All of the listing below must be repeated word for word. Pictures are the only thing to omit.
━━━━
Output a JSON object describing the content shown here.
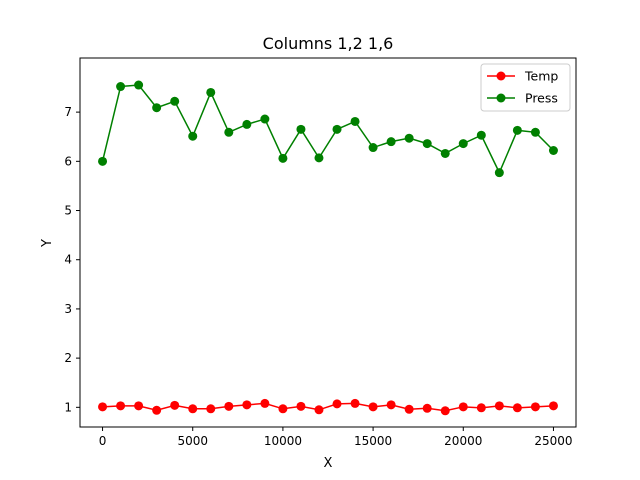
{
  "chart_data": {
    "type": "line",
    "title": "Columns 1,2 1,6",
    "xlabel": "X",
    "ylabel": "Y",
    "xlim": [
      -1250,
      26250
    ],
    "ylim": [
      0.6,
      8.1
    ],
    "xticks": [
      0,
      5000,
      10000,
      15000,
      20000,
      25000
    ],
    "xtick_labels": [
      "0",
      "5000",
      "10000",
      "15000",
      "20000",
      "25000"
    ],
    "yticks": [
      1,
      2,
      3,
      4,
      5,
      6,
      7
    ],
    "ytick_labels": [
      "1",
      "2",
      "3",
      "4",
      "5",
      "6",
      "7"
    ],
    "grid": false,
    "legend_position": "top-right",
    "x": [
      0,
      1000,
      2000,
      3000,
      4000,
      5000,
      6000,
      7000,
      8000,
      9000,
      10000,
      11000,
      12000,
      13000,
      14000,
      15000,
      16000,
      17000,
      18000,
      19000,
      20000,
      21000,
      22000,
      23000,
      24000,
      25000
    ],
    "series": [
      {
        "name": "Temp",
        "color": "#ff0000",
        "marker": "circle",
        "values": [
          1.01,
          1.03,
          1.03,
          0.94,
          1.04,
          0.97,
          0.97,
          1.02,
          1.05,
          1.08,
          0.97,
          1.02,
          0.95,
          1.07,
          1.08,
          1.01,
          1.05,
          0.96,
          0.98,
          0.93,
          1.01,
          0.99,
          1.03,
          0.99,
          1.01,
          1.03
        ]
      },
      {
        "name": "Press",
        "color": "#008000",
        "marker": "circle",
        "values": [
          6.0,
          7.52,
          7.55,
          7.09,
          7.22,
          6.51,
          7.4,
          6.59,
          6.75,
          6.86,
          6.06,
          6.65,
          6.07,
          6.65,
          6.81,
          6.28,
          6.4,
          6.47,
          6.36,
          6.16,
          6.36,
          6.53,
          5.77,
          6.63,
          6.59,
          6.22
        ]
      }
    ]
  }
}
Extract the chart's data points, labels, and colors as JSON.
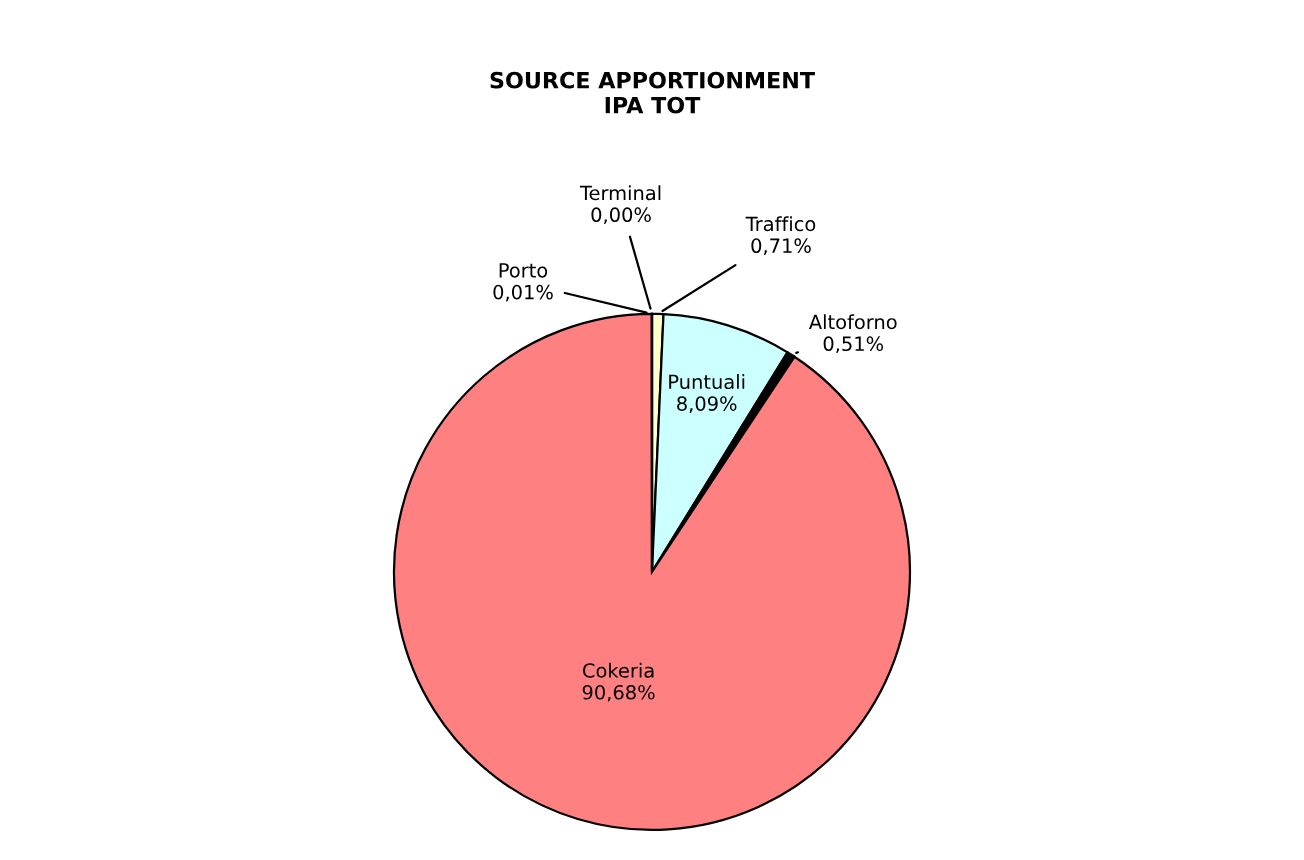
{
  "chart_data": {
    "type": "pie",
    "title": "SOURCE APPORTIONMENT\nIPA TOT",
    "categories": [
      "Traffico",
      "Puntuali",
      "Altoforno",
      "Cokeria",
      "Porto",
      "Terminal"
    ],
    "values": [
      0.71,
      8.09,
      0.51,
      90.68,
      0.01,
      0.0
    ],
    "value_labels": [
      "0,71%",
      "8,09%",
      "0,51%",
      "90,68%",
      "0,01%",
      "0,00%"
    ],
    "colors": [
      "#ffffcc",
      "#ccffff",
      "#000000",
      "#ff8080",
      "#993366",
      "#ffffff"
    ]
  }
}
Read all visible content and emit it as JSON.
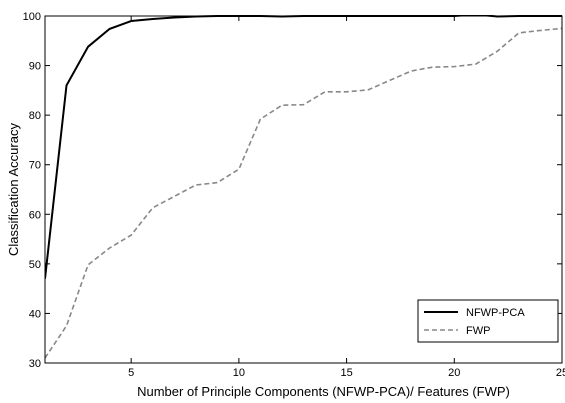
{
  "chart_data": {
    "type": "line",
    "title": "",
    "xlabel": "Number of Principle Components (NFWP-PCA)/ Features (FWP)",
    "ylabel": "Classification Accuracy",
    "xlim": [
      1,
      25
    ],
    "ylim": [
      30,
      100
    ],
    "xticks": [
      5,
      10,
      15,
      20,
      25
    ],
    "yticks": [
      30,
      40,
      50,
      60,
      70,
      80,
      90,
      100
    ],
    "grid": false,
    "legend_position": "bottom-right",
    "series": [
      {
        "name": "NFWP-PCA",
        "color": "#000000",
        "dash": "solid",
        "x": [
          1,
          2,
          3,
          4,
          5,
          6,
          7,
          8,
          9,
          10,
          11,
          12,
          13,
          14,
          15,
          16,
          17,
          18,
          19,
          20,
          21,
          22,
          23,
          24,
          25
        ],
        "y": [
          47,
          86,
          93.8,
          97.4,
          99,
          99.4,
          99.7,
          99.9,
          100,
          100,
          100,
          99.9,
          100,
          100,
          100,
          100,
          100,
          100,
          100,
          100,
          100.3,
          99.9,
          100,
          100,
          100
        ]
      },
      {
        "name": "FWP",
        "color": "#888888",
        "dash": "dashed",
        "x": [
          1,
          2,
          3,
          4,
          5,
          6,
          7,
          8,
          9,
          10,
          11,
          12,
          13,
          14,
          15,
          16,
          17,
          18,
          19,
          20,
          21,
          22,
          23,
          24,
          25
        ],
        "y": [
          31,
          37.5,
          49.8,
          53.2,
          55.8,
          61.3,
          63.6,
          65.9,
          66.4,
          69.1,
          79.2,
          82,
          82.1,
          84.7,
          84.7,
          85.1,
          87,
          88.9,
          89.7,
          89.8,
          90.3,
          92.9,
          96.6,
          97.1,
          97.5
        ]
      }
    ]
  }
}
━━━━
**Answer to this exercise**
Output a JSON object describing the content shown here.
{
  "chart_data": {
    "type": "line",
    "title": "Columns 1,2 1,6",
    "xlabel": "X",
    "ylabel": "Y",
    "xlim": [
      -1250,
      26250
    ],
    "ylim": [
      0.6,
      8.1
    ],
    "xticks": [
      0,
      5000,
      10000,
      15000,
      20000,
      25000
    ],
    "xtick_labels": [
      "0",
      "5000",
      "10000",
      "15000",
      "20000",
      "25000"
    ],
    "yticks": [
      1,
      2,
      3,
      4,
      5,
      6,
      7
    ],
    "ytick_labels": [
      "1",
      "2",
      "3",
      "4",
      "5",
      "6",
      "7"
    ],
    "grid": false,
    "legend_position": "top-right",
    "x": [
      0,
      1000,
      2000,
      3000,
      4000,
      5000,
      6000,
      7000,
      8000,
      9000,
      10000,
      11000,
      12000,
      13000,
      14000,
      15000,
      16000,
      17000,
      18000,
      19000,
      20000,
      21000,
      22000,
      23000,
      24000,
      25000
    ],
    "series": [
      {
        "name": "Temp",
        "color": "#ff0000",
        "marker": "circle",
        "values": [
          1.01,
          1.03,
          1.03,
          0.94,
          1.04,
          0.97,
          0.97,
          1.02,
          1.05,
          1.08,
          0.97,
          1.02,
          0.95,
          1.07,
          1.08,
          1.01,
          1.05,
          0.96,
          0.98,
          0.93,
          1.01,
          0.99,
          1.03,
          0.99,
          1.01,
          1.03
        ]
      },
      {
        "name": "Press",
        "color": "#008000",
        "marker": "circle",
        "values": [
          6.0,
          7.52,
          7.55,
          7.09,
          7.22,
          6.51,
          7.4,
          6.59,
          6.75,
          6.86,
          6.06,
          6.65,
          6.07,
          6.65,
          6.81,
          6.28,
          6.4,
          6.47,
          6.36,
          6.16,
          6.36,
          6.53,
          5.77,
          6.63,
          6.59,
          6.22
        ]
      }
    ]
  }
}
Extract the chart's data points, labels, and colors as JSON.
{
  "chart_data": {
    "type": "pie",
    "title": "SOURCE APPORTIONMENT\nIPA TOT",
    "categories": [
      "Traffico",
      "Puntuali",
      "Altoforno",
      "Cokeria",
      "Porto",
      "Terminal"
    ],
    "values": [
      0.71,
      8.09,
      0.51,
      90.68,
      0.01,
      0.0
    ],
    "value_labels": [
      "0,71%",
      "8,09%",
      "0,51%",
      "90,68%",
      "0,01%",
      "0,00%"
    ],
    "colors": [
      "#ffffcc",
      "#ccffff",
      "#000000",
      "#ff8080",
      "#993366",
      "#ffffff"
    ]
  }
}
Read all visible content and emit it as JSON.
{
  "chart_data": {
    "type": "line",
    "title": "",
    "xlabel": "Number of Principle Components (NFWP-PCA)/ Features (FWP)",
    "ylabel": "Classification Accuracy",
    "xlim": [
      1,
      25
    ],
    "ylim": [
      30,
      100
    ],
    "xticks": [
      5,
      10,
      15,
      20,
      25
    ],
    "yticks": [
      30,
      40,
      50,
      60,
      70,
      80,
      90,
      100
    ],
    "grid": false,
    "legend_position": "bottom-right",
    "series": [
      {
        "name": "NFWP-PCA",
        "color": "#000000",
        "dash": "solid",
        "x": [
          1,
          2,
          3,
          4,
          5,
          6,
          7,
          8,
          9,
          10,
          11,
          12,
          13,
          14,
          15,
          16,
          17,
          18,
          19,
          20,
          21,
          22,
          23,
          24,
          25
        ],
        "y": [
          47,
          86,
          93.8,
          97.4,
          99,
          99.4,
          99.7,
          99.9,
          100,
          100,
          100,
          99.9,
          100,
          100,
          100,
          100,
          100,
          100,
          100,
          100,
          100.3,
          99.9,
          100,
          100,
          100
        ]
      },
      {
        "name": "FWP",
        "color": "#888888",
        "dash": "dashed",
        "x": [
          1,
          2,
          3,
          4,
          5,
          6,
          7,
          8,
          9,
          10,
          11,
          12,
          13,
          14,
          15,
          16,
          17,
          18,
          19,
          20,
          21,
          22,
          23,
          24,
          25
        ],
        "y": [
          31,
          37.5,
          49.8,
          53.2,
          55.8,
          61.3,
          63.6,
          65.9,
          66.4,
          69.1,
          79.2,
          82,
          82.1,
          84.7,
          84.7,
          85.1,
          87,
          88.9,
          89.7,
          89.8,
          90.3,
          92.9,
          96.6,
          97.1,
          97.5
        ]
      }
    ]
  }
}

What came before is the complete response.